== Instruction ==
The records should be repeated word for word, pictures excluded.

--------------------------------------------------

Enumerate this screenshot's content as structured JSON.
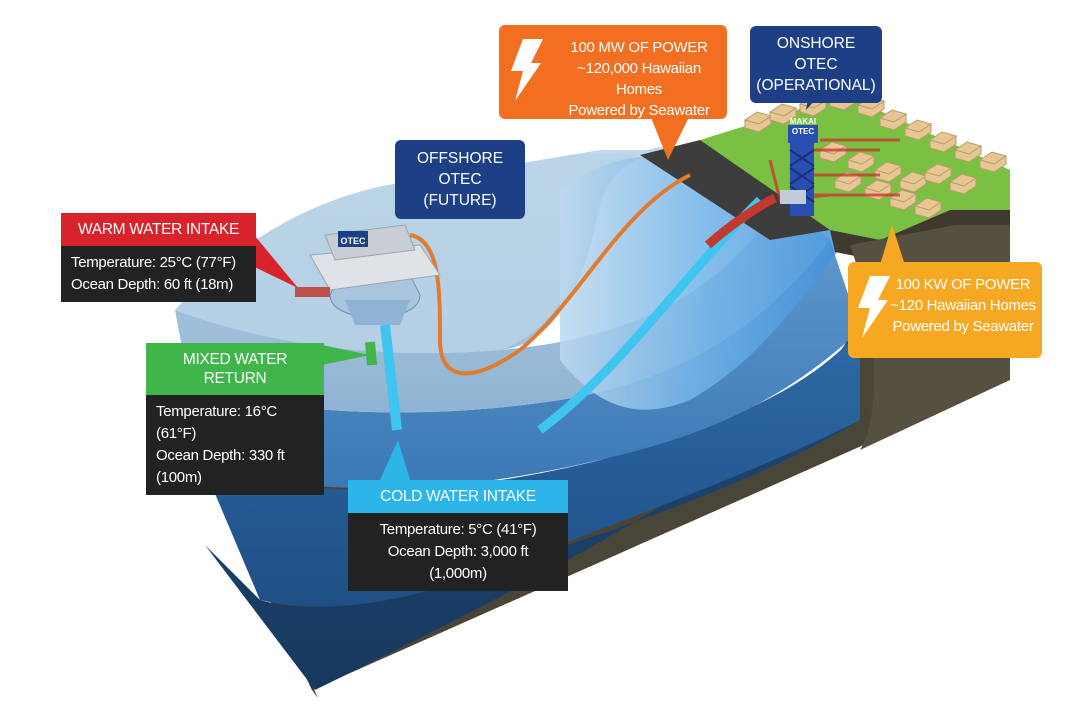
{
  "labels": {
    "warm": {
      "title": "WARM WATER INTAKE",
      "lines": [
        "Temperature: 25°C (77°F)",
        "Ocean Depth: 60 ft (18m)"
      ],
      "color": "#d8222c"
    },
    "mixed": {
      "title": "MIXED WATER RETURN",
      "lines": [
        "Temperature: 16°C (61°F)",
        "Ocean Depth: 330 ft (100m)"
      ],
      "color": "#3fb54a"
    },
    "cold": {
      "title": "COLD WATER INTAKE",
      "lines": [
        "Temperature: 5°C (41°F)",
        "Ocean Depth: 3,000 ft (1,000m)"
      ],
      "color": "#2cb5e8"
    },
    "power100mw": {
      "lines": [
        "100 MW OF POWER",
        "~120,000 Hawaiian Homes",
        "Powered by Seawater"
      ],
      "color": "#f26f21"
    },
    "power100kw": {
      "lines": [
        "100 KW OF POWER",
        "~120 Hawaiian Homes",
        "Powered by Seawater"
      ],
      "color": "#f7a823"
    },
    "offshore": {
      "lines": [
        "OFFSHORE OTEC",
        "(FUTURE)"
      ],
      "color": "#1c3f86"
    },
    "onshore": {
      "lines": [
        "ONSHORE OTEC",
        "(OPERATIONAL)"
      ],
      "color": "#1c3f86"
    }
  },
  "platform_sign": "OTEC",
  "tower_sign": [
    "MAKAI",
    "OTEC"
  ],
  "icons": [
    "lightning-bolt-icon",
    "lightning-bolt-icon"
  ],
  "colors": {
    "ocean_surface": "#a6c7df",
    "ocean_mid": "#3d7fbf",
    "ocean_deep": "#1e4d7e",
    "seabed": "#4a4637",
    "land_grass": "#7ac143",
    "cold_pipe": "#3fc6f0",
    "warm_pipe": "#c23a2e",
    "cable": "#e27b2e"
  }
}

--------------------------------------------------

== Response to this exercise ==
Enumerate this screenshot's content as structured JSON.
{
  "labels": {
    "warm": {
      "title": "WARM WATER INTAKE",
      "lines": [
        "Temperature: 25°C (77°F)",
        "Ocean Depth: 60 ft (18m)"
      ],
      "color": "#d8222c"
    },
    "mixed": {
      "title": "MIXED WATER RETURN",
      "lines": [
        "Temperature: 16°C (61°F)",
        "Ocean Depth: 330 ft (100m)"
      ],
      "color": "#3fb54a"
    },
    "cold": {
      "title": "COLD WATER INTAKE",
      "lines": [
        "Temperature: 5°C (41°F)",
        "Ocean Depth: 3,000 ft (1,000m)"
      ],
      "color": "#2cb5e8"
    },
    "power100mw": {
      "lines": [
        "100 MW OF POWER",
        "~120,000 Hawaiian Homes",
        "Powered by Seawater"
      ],
      "color": "#f26f21"
    },
    "power100kw": {
      "lines": [
        "100 KW OF POWER",
        "~120 Hawaiian Homes",
        "Powered by Seawater"
      ],
      "color": "#f7a823"
    },
    "offshore": {
      "lines": [
        "OFFSHORE OTEC",
        "(FUTURE)"
      ],
      "color": "#1c3f86"
    },
    "onshore": {
      "lines": [
        "ONSHORE OTEC",
        "(OPERATIONAL)"
      ],
      "color": "#1c3f86"
    }
  },
  "platform_sign": "OTEC",
  "tower_sign": [
    "MAKAI",
    "OTEC"
  ],
  "icons": [
    "lightning-bolt-icon",
    "lightning-bolt-icon"
  ],
  "colors": {
    "ocean_surface": "#a6c7df",
    "ocean_mid": "#3d7fbf",
    "ocean_deep": "#1e4d7e",
    "seabed": "#4a4637",
    "land_grass": "#7ac143",
    "cold_pipe": "#3fc6f0",
    "warm_pipe": "#c23a2e",
    "cable": "#e27b2e"
  }
}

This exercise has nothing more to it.